Given request: From the entries below, gather each line containing the word "caption".

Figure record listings
————————
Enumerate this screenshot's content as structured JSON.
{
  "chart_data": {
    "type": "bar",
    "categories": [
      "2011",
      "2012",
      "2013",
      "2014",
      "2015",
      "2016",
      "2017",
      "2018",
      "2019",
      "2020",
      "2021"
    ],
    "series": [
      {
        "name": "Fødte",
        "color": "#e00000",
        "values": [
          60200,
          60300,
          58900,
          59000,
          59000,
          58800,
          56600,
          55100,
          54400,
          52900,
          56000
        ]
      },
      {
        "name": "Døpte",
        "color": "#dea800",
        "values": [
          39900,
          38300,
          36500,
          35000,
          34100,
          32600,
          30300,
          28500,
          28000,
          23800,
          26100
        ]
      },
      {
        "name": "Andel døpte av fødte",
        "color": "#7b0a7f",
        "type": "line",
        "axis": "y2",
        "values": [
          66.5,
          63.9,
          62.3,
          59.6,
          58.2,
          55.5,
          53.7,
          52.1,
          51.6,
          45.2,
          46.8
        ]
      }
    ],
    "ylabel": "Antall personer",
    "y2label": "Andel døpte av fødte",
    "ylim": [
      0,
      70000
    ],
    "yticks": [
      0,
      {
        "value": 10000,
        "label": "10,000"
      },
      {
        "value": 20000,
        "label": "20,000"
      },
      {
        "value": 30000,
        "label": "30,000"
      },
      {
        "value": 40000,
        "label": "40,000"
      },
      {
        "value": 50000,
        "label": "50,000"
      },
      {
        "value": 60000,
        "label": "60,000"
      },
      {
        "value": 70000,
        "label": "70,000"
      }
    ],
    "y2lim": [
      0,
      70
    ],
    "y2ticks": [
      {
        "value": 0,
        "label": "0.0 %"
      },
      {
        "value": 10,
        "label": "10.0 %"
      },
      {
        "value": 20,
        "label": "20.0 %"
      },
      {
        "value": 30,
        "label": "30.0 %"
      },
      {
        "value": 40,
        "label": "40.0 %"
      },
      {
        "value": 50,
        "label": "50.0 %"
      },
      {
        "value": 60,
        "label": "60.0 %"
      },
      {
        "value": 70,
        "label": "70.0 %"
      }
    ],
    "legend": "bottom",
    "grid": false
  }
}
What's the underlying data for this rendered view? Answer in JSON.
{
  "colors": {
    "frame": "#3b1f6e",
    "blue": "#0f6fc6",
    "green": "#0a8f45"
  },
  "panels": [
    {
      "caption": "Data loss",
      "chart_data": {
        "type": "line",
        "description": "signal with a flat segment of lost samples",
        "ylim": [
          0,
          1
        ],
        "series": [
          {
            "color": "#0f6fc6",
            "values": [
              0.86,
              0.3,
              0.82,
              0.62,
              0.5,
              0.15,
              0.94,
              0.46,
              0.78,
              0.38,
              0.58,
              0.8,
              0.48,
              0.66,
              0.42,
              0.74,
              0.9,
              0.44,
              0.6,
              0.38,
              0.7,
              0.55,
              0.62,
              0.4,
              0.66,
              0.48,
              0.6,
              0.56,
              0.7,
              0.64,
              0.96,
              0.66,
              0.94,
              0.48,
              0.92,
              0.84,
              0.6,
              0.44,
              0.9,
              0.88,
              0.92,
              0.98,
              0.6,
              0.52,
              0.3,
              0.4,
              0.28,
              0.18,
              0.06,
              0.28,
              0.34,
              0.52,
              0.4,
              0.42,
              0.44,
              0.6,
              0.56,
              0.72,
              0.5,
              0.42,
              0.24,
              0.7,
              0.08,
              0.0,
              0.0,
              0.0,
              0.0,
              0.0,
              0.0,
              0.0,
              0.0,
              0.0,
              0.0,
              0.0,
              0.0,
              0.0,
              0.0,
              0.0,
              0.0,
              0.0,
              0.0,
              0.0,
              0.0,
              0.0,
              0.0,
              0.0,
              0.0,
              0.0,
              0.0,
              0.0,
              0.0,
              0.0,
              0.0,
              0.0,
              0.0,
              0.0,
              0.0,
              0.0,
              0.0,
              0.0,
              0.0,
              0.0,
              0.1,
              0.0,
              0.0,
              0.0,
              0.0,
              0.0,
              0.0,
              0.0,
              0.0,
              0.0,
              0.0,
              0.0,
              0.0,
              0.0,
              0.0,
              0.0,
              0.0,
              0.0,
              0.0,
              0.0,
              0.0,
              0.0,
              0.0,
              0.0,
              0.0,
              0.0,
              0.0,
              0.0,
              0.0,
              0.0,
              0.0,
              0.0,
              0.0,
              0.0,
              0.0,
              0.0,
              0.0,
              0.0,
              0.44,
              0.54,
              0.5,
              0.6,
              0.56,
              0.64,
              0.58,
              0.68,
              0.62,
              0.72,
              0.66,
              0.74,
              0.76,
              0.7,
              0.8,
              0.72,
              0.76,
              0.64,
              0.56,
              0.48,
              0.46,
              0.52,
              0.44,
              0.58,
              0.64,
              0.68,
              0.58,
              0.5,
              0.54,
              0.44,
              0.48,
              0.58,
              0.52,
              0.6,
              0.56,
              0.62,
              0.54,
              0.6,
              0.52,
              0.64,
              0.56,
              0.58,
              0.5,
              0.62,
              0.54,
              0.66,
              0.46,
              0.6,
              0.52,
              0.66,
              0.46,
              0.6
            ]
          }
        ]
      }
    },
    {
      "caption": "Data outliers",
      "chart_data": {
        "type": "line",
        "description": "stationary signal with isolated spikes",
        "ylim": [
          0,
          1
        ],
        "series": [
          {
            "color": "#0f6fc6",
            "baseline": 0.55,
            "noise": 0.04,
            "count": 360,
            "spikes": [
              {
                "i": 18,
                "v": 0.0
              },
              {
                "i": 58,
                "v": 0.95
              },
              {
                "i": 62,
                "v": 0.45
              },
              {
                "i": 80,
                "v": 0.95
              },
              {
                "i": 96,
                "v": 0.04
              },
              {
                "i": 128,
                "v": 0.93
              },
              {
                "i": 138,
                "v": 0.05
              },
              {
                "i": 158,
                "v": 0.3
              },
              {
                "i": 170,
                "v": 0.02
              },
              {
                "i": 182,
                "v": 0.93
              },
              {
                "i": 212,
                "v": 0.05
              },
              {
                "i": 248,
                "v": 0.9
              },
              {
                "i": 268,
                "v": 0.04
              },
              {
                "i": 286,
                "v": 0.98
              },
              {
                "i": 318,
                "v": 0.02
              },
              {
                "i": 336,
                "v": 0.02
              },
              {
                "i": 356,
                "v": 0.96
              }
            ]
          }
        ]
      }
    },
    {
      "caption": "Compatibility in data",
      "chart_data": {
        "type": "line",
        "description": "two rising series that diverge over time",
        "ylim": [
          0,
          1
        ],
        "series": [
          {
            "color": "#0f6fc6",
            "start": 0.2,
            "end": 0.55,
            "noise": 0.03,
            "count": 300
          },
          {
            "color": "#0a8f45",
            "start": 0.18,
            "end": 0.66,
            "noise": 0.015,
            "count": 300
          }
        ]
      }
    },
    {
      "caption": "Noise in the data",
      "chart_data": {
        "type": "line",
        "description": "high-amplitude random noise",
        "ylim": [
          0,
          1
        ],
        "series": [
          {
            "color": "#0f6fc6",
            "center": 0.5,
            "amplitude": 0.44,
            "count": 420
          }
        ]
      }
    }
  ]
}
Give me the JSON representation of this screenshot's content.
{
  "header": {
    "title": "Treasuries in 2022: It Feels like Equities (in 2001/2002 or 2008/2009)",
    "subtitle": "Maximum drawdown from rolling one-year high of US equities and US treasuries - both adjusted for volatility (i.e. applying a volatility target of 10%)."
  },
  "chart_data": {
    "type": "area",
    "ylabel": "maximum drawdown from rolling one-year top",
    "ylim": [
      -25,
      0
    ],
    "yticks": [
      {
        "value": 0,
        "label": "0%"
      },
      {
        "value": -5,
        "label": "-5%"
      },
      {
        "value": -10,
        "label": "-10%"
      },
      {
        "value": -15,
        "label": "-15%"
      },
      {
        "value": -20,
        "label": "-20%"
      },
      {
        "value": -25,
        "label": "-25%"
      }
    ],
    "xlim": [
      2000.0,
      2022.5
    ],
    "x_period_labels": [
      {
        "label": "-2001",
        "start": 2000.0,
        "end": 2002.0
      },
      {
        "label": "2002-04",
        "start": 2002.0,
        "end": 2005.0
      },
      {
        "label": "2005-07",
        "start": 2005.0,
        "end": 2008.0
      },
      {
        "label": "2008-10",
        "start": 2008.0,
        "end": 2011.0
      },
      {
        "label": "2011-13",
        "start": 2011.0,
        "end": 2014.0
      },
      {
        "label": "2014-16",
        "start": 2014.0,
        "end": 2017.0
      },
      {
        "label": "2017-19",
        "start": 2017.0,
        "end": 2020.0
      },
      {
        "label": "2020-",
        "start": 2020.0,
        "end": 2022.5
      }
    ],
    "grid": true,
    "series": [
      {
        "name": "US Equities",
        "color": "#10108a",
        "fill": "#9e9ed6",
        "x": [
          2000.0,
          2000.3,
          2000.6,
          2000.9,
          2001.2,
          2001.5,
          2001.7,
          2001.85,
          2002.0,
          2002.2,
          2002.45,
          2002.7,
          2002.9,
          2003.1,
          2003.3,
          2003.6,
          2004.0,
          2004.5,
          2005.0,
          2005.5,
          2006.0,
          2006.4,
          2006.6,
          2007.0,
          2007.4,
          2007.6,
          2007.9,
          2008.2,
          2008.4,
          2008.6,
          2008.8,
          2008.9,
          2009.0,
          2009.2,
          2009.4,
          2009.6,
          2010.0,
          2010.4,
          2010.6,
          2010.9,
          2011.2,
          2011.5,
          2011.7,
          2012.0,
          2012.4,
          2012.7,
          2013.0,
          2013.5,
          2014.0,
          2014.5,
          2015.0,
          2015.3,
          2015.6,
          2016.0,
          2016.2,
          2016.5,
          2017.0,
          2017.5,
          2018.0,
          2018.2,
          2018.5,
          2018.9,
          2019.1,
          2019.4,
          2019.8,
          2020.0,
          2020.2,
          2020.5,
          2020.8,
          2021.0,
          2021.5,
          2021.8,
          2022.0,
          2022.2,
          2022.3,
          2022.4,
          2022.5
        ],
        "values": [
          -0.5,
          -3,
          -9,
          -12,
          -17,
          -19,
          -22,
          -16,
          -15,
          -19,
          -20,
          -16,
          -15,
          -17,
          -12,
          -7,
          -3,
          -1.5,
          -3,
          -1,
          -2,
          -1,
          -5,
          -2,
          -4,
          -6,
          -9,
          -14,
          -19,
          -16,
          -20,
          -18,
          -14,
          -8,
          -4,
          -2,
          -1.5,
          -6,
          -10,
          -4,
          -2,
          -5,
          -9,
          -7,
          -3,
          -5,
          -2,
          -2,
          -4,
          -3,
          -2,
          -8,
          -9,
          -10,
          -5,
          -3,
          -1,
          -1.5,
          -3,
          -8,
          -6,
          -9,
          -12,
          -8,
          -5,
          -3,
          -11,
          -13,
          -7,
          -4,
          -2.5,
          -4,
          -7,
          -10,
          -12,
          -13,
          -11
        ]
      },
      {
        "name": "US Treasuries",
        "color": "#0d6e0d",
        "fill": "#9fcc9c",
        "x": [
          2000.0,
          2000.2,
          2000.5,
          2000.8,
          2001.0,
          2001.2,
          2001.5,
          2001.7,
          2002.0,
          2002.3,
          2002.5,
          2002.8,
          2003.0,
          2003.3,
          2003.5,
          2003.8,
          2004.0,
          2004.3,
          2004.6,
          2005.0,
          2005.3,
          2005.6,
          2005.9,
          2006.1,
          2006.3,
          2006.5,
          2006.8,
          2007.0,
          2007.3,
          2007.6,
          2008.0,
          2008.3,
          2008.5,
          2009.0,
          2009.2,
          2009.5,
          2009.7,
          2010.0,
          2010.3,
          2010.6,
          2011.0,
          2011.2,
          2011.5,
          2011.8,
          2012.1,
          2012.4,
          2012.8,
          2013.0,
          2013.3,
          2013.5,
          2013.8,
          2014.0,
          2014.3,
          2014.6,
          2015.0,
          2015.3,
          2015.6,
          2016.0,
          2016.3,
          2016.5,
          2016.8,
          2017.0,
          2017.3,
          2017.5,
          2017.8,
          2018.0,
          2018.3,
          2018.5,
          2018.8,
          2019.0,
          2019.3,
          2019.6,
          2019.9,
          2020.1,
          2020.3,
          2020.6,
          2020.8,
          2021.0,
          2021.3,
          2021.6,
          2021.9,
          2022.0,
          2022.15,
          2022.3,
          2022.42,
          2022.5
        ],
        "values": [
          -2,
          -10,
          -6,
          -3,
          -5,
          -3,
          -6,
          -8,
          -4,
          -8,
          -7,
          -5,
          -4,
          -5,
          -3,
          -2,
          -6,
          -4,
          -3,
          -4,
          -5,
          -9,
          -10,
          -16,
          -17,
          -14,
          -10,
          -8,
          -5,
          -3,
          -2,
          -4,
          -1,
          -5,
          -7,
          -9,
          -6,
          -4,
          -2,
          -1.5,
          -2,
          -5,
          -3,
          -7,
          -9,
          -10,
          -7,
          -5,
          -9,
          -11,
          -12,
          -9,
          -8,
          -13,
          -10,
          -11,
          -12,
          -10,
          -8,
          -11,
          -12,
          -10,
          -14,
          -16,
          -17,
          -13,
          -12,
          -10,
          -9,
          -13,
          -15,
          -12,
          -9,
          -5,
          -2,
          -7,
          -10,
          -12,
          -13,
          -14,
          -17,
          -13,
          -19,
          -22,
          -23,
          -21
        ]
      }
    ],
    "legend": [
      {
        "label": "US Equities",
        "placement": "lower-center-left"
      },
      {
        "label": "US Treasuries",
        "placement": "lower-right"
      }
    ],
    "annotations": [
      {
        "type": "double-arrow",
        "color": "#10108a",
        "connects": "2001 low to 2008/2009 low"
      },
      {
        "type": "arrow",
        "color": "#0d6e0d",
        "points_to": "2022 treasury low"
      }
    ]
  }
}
————————
Written response:
      "caption": "Data loss",
      "caption": "Data outliers",
      "caption": "Compatibility in data",
      "caption": "Noise in the data",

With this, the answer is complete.